+++ Data entries +++
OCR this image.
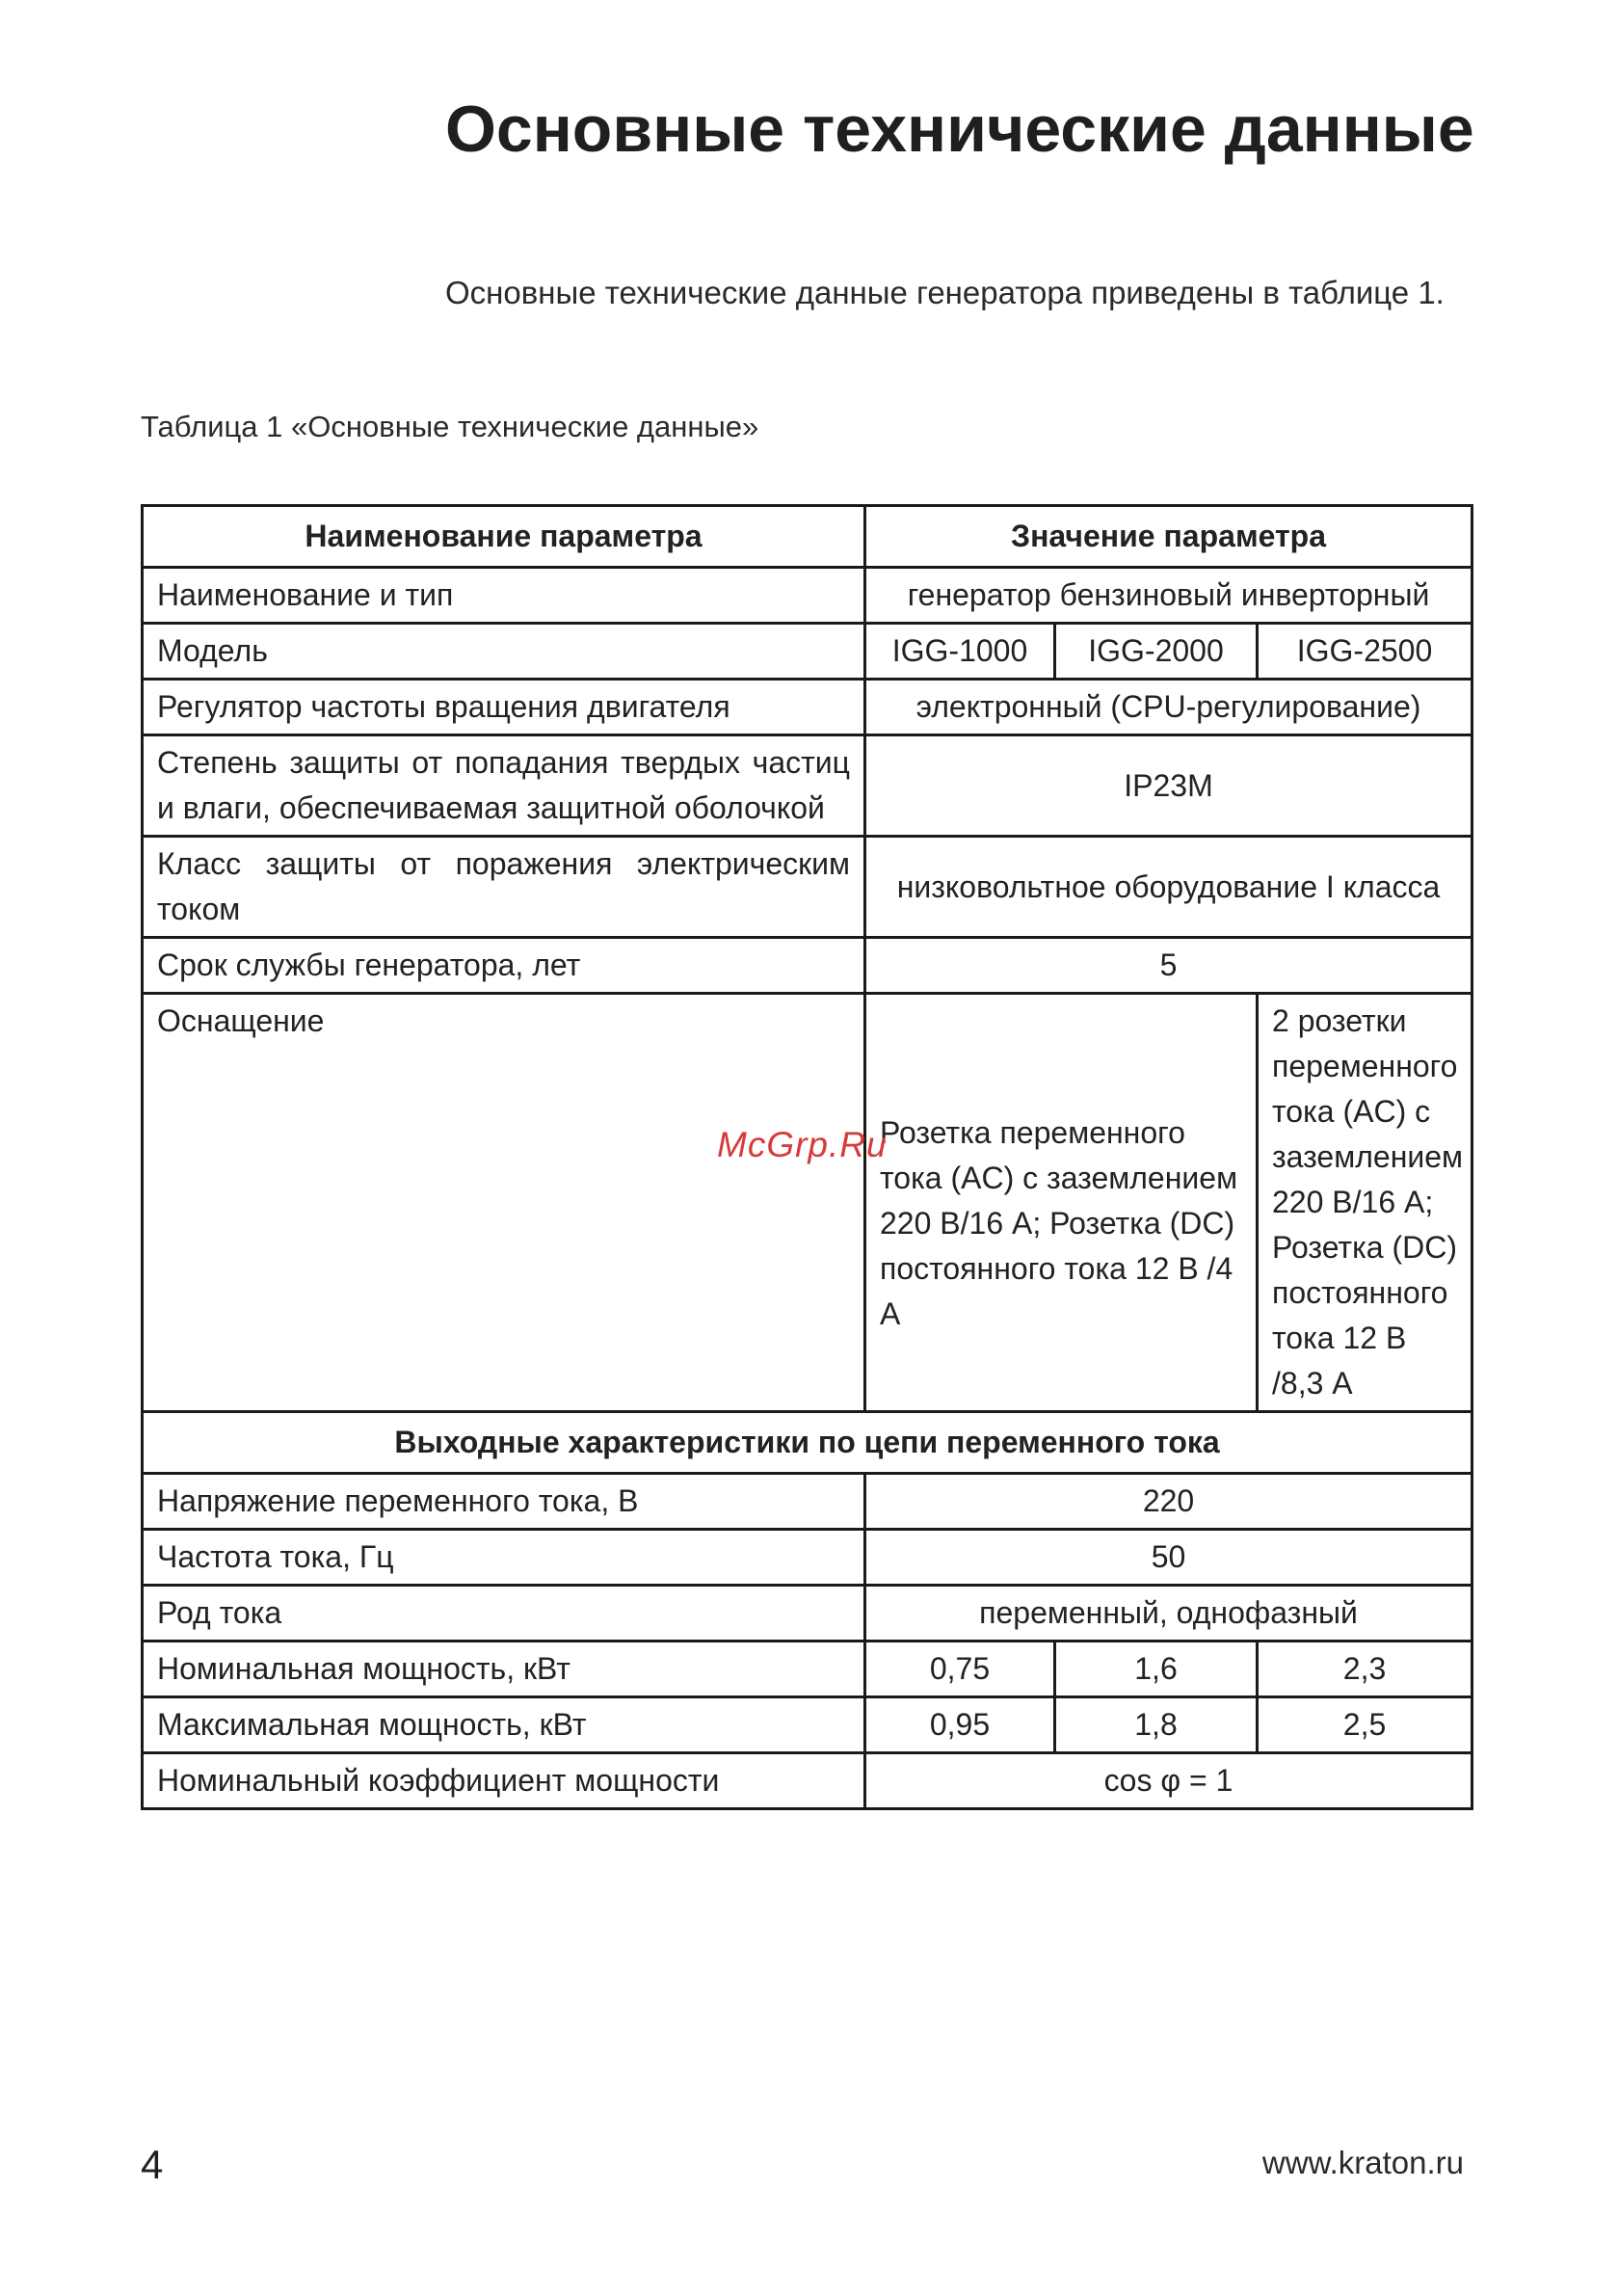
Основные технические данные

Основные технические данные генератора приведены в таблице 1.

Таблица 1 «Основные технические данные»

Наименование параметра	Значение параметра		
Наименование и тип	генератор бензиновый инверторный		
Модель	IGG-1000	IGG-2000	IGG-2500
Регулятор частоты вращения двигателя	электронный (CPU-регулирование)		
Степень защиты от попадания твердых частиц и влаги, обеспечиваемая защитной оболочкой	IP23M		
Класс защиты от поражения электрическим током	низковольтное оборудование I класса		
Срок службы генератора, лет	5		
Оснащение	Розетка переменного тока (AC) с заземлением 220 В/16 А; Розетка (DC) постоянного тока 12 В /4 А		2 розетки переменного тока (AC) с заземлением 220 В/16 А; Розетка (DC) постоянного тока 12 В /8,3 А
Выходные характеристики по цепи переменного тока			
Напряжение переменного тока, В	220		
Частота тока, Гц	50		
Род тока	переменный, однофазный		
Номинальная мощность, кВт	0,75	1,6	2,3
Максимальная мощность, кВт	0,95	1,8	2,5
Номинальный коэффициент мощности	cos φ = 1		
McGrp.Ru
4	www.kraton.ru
+++
+++ Data entries +++
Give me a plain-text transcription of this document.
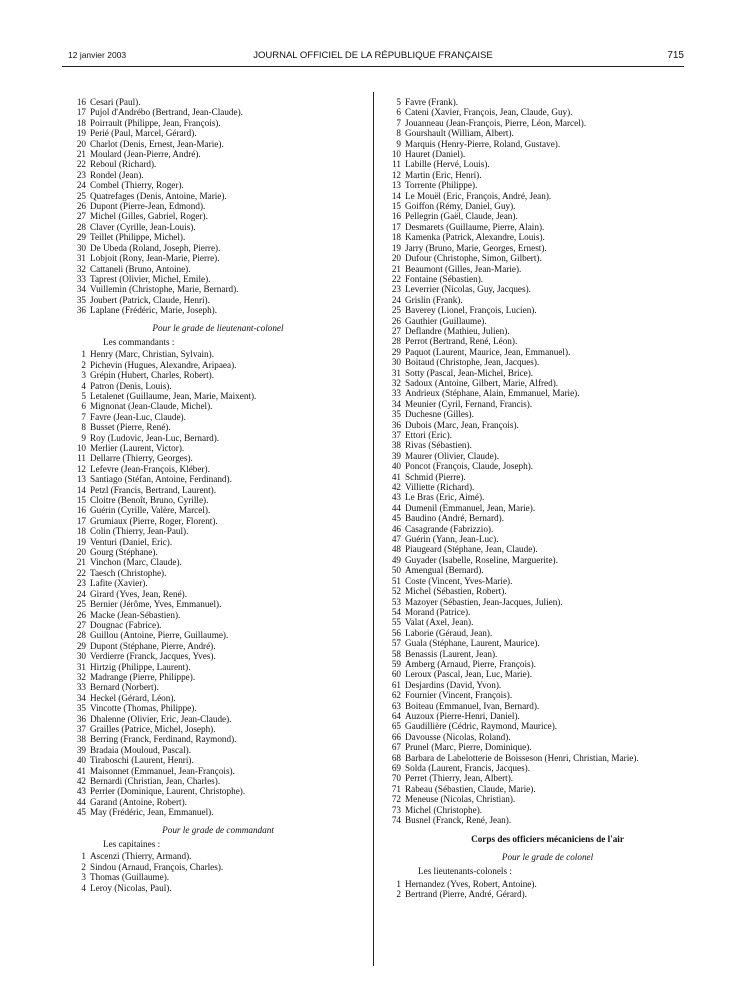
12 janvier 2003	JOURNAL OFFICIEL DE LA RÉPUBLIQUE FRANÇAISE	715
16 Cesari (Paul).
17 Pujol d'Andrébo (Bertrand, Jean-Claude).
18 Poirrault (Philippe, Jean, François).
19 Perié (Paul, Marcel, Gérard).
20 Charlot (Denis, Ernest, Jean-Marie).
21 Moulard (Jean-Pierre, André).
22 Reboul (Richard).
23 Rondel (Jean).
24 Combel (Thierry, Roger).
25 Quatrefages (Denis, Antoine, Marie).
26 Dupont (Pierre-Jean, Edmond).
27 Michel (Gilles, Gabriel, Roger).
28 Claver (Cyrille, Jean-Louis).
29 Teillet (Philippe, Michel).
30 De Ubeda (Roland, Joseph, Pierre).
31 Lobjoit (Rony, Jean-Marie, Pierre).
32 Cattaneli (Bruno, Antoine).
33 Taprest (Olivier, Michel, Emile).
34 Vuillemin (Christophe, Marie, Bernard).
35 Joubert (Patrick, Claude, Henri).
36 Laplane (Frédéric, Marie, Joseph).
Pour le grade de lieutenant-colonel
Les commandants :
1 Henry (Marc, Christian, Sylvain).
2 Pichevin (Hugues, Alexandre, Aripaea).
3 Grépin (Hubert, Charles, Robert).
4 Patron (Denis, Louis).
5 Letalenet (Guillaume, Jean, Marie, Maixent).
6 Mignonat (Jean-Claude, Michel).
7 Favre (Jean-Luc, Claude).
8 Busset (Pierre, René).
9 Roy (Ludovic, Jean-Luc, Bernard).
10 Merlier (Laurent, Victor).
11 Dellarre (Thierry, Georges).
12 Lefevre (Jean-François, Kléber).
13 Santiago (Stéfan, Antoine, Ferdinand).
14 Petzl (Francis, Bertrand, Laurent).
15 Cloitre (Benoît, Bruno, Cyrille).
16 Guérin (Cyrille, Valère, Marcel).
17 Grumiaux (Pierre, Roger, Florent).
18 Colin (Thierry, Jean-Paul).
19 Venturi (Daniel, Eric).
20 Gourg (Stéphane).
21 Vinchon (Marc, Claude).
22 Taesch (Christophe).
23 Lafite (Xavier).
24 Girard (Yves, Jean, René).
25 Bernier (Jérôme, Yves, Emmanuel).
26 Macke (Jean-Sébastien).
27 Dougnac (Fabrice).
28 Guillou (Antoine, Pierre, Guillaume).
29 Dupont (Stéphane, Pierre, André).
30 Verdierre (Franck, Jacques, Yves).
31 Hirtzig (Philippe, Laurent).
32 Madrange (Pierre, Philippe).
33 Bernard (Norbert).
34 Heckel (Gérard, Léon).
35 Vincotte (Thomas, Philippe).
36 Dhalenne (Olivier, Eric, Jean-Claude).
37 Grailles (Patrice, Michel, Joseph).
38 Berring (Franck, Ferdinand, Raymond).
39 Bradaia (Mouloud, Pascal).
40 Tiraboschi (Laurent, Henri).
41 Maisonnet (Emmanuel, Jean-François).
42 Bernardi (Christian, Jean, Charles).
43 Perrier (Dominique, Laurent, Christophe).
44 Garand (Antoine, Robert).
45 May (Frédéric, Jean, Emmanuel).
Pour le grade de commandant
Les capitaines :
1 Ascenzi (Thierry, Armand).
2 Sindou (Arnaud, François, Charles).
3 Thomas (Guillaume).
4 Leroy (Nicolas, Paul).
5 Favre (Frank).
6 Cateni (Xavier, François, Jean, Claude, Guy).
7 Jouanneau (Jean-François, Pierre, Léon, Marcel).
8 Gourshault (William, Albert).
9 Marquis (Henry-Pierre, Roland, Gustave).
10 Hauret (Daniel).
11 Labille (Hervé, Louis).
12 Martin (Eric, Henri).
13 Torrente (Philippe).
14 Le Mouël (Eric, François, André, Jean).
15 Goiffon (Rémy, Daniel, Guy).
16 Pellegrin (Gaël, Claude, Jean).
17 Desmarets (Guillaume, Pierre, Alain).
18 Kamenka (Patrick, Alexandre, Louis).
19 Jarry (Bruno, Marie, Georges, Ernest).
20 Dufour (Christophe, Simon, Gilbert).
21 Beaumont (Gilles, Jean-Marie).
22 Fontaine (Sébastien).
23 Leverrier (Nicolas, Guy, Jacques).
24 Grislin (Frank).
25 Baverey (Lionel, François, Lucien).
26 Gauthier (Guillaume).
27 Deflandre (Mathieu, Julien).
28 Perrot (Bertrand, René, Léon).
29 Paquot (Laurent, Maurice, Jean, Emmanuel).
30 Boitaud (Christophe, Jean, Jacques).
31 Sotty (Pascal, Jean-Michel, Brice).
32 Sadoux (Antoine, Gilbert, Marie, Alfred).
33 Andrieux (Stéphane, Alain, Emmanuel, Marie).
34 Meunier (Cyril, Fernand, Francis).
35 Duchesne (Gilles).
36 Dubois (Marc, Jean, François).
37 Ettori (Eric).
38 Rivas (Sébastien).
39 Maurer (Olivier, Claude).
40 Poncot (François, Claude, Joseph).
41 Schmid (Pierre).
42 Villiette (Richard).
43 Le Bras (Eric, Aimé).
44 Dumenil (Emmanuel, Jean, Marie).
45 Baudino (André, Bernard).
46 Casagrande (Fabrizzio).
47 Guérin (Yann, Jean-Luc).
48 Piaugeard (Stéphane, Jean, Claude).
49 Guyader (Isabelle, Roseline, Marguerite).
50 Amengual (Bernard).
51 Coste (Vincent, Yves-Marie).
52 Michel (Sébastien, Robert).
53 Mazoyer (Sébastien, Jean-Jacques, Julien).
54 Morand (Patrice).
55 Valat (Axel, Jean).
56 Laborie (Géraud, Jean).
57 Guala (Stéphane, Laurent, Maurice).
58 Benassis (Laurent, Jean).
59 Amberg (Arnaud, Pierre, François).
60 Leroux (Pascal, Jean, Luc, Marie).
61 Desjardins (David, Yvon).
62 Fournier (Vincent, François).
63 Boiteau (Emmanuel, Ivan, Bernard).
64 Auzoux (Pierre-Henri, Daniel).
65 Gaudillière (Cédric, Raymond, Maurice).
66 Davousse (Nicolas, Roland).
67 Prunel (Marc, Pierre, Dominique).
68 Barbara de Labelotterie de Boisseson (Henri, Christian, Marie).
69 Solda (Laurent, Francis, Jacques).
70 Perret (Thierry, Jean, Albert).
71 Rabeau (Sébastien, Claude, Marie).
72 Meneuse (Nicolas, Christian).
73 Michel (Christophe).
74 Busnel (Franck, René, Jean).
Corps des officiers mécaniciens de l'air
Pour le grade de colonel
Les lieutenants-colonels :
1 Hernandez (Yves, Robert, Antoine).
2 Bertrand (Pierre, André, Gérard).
+++
Looking at the data above, show all lines where the word "Sébastien" occurs.

26 Macke (Jean-Sébastien).
22 Fontaine (Sébastien).
38 Rivas (Sébastien).
52 Michel (Sébastien, Robert).
53 Mazoyer (Sébastien, Jean-Jacques, Julien).
71 Rabeau (Sébastien, Claude, Marie).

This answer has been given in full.